# RECORDS TO PROCESS

****

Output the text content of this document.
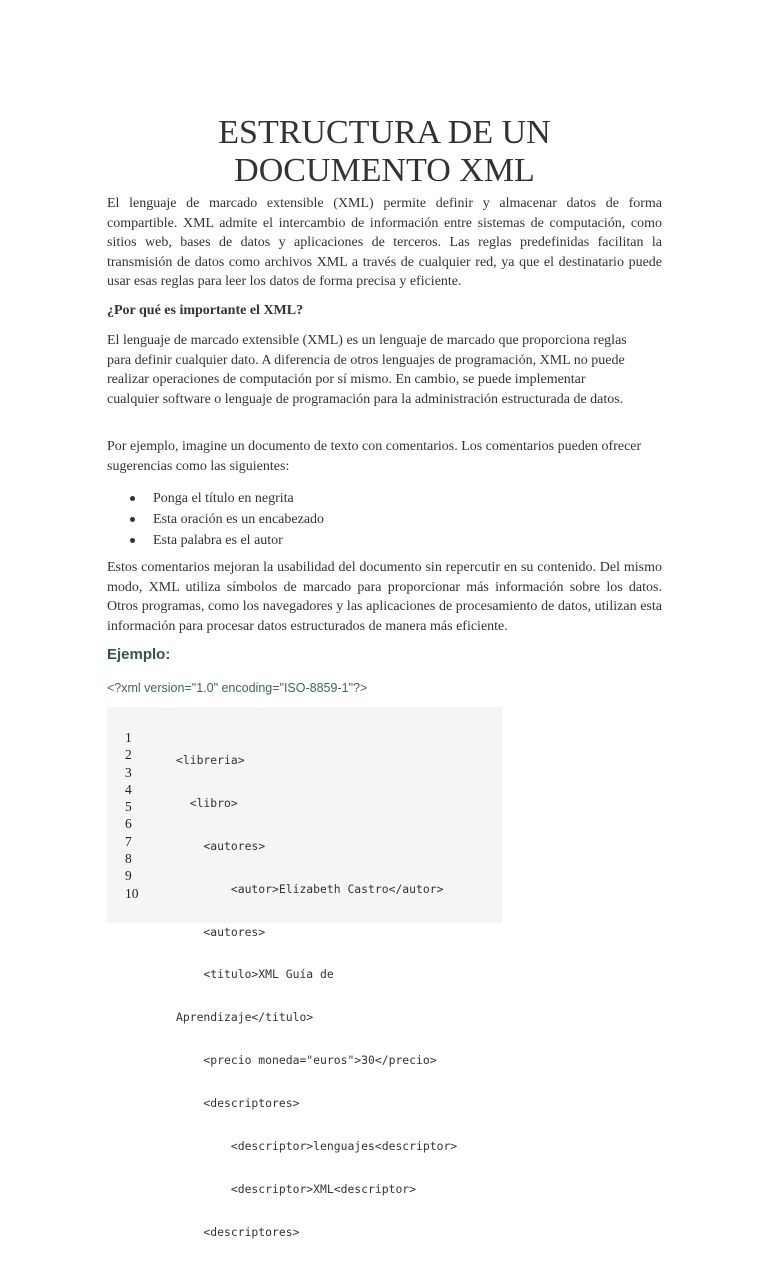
ESTRUCTURA DE UN DOCUMENTO XML

El lenguaje de marcado extensible (XML) permite definir y almacenar datos de forma compartible. XML admite el intercambio de información entre sistemas de computación, como sitios web, bases de datos y aplicaciones de terceros. Las reglas predefinidas facilitan la transmisión de datos como archivos XML a través de cualquier red, ya que el destinatario puede usar esas reglas para leer los datos de forma precisa y eficiente.

¿Por qué es importante el XML?

El lenguaje de marcado extensible (XML) es un lenguaje de marcado que proporciona reglas para definir cualquier dato. A diferencia de otros lenguajes de programación, XML no puede realizar operaciones de computación por sí mismo. En cambio, se puede implementar cualquier software o lenguaje de programación para la administración estructurada de datos.

Por ejemplo, imagine un documento de texto con comentarios. Los comentarios pueden ofrecer sugerencias como las siguientes:

Ponga el título en negrita
Esta oración es un encabezado
Esta palabra es el autor

Estos comentarios mejoran la usabilidad del documento sin repercutir en su contenido. Del mismo modo, XML utiliza símbolos de marcado para proporcionar más información sobre los datos. Otros programas, como los navegadores y las aplicaciones de procesamiento de datos, utilizan esta información para procesar datos estructurados de manera más eficiente.

Ejemplo:

<?xml version="1.0" encoding="ISO-8859-1"?>

1
2
3
4
5
6
7
8
9
10

<libreria>

<libro>

<autores>

<autor>Elizabeth Castro</autor>

<autores>

<titulo>XML Guía de

Aprendizaje</titulo>

<precio moneda="euros">30</precio>

<descriptores>

<descriptor>lenguajes<descriptor>

<descriptor>XML<descriptor>

<descriptores>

****

Return every line in the listing that contains the word "reglas".

El lenguaje de marcado extensible (XML) permite definir y almacenar datos de forma compartible. XML admite el intercambio de información entre sistemas de computación, como sitios web, bases de datos y aplicaciones de terceros. Las reglas predefinidas facilitan la transmisión de datos como archivos XML a través de cualquier red, ya que el destinatario puede usar esas reglas para leer los datos de forma precisa y eficiente.
El lenguaje de marcado extensible (XML) es un lenguaje de marcado que proporciona reglas para definir cualquier dato. A diferencia de otros lenguajes de programación, XML no puede realizar operaciones de computación por sí mismo. En cambio, se puede implementar cualquier software o lenguaje de programación para la administración estructurada de datos.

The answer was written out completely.